* _Material shown_:

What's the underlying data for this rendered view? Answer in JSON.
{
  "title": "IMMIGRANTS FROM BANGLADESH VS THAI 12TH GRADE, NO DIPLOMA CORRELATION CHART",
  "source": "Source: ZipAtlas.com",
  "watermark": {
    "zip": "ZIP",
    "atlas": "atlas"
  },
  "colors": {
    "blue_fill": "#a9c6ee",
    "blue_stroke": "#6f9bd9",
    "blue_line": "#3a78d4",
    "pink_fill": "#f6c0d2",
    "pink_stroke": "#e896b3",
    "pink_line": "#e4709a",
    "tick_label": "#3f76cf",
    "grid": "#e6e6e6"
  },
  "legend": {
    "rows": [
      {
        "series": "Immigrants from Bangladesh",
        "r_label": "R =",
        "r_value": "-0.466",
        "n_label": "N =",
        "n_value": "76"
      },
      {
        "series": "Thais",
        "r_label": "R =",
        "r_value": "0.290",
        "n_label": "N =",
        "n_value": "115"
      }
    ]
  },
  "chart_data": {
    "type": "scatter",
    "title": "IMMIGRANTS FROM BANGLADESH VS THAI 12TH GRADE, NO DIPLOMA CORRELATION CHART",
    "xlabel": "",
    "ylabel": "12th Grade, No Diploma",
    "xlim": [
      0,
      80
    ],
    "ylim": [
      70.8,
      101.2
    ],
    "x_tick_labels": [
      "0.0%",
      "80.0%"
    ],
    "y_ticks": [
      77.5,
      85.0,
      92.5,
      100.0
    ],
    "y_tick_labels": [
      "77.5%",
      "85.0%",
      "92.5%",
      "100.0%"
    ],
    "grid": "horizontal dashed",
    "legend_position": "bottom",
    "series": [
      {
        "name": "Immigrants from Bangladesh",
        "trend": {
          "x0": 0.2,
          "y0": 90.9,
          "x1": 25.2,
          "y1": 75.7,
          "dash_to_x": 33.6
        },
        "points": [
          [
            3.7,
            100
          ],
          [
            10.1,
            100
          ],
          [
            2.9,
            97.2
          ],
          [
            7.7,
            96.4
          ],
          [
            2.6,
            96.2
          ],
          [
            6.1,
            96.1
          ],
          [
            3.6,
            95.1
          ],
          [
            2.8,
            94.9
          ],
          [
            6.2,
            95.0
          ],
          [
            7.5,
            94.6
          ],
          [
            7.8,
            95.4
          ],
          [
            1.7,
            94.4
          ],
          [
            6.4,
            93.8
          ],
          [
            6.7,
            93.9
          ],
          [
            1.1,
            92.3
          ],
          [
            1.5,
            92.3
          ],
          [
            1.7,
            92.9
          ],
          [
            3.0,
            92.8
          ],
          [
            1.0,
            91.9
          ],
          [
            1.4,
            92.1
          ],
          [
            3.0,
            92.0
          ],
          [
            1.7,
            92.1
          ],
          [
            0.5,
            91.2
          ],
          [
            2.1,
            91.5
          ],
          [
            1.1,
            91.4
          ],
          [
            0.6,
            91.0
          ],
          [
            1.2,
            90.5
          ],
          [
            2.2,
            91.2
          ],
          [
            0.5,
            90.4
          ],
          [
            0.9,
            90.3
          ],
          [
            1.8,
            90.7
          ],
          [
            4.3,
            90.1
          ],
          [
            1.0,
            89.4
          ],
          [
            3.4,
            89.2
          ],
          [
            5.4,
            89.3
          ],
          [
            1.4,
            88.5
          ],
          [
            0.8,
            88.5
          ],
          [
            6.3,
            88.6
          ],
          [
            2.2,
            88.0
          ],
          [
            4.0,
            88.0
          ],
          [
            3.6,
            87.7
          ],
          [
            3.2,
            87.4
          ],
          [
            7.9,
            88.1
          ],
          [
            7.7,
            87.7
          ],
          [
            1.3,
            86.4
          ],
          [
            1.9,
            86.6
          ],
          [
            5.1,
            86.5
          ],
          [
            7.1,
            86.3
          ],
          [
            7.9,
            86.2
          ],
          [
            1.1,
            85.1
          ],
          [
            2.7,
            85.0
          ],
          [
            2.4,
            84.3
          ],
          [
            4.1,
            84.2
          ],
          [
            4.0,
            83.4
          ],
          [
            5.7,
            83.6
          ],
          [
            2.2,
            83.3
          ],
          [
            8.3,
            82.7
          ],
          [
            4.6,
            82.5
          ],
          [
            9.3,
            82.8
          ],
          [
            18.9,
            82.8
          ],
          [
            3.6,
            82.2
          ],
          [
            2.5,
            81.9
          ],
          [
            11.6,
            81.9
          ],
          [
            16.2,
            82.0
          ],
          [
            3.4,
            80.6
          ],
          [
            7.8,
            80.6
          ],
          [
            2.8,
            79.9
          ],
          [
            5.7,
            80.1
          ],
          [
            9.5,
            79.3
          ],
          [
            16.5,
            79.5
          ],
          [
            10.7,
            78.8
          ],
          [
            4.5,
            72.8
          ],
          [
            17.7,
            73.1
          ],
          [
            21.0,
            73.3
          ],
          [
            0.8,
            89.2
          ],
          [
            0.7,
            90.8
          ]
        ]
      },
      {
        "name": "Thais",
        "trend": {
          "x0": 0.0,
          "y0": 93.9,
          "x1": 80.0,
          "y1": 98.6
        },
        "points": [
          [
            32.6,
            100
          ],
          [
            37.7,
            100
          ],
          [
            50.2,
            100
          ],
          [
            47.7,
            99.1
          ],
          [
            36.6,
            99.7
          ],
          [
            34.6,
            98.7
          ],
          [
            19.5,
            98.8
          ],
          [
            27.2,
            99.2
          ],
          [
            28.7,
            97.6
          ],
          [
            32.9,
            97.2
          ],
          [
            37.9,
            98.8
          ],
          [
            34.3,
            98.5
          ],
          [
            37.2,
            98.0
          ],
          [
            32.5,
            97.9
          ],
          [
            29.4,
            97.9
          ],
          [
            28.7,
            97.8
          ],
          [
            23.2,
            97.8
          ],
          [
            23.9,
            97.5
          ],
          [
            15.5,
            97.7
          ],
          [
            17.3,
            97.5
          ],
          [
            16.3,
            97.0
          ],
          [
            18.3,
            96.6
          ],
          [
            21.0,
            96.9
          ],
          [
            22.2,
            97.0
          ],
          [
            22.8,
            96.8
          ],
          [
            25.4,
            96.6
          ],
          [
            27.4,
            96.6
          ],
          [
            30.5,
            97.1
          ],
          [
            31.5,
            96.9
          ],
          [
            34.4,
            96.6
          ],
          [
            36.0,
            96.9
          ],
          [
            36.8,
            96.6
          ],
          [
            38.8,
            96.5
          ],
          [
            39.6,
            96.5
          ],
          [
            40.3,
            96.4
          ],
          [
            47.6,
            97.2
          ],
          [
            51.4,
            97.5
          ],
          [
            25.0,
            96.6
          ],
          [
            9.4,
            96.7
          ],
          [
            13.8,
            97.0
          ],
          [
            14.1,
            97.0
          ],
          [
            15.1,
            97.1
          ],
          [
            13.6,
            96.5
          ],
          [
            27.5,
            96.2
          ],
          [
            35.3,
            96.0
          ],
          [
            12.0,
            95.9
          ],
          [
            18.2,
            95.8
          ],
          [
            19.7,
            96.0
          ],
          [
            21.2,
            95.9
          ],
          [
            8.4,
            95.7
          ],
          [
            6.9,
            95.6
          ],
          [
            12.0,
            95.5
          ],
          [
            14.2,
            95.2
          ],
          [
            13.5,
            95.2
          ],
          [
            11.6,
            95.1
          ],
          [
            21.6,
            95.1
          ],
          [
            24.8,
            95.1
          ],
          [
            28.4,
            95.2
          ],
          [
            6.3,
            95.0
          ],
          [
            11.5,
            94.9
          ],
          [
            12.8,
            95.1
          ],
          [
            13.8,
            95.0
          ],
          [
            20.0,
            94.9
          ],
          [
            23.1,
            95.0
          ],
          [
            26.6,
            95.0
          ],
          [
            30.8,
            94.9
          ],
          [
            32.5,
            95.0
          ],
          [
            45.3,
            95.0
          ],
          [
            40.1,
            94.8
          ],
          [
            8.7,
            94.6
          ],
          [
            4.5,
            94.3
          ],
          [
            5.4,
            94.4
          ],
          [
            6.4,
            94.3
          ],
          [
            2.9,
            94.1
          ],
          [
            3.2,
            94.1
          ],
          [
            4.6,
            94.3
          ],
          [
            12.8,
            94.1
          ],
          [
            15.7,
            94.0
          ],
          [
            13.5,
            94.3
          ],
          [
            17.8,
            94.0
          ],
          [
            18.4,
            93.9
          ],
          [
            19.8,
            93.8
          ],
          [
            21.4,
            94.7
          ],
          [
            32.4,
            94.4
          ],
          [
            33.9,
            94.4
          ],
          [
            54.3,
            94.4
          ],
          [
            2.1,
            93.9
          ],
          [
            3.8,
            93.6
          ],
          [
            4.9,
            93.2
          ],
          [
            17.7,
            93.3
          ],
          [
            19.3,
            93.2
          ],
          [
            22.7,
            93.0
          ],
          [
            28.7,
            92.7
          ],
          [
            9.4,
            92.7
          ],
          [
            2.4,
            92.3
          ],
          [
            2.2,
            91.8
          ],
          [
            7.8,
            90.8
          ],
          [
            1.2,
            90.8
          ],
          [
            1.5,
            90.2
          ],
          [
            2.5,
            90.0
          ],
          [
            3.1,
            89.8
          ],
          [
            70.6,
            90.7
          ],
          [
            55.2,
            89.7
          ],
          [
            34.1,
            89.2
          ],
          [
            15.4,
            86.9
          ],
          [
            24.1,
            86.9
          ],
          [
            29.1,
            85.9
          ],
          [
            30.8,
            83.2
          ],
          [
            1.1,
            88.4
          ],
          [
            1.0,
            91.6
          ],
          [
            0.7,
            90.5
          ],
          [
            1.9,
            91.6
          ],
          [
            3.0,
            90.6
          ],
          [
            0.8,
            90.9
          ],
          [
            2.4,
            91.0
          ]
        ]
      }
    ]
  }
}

* _To do_: Above are the records. Copy every line in them holding "grid".

* _Task response_:
    "grid": "#e6e6e6"
    "grid": "horizontal dashed",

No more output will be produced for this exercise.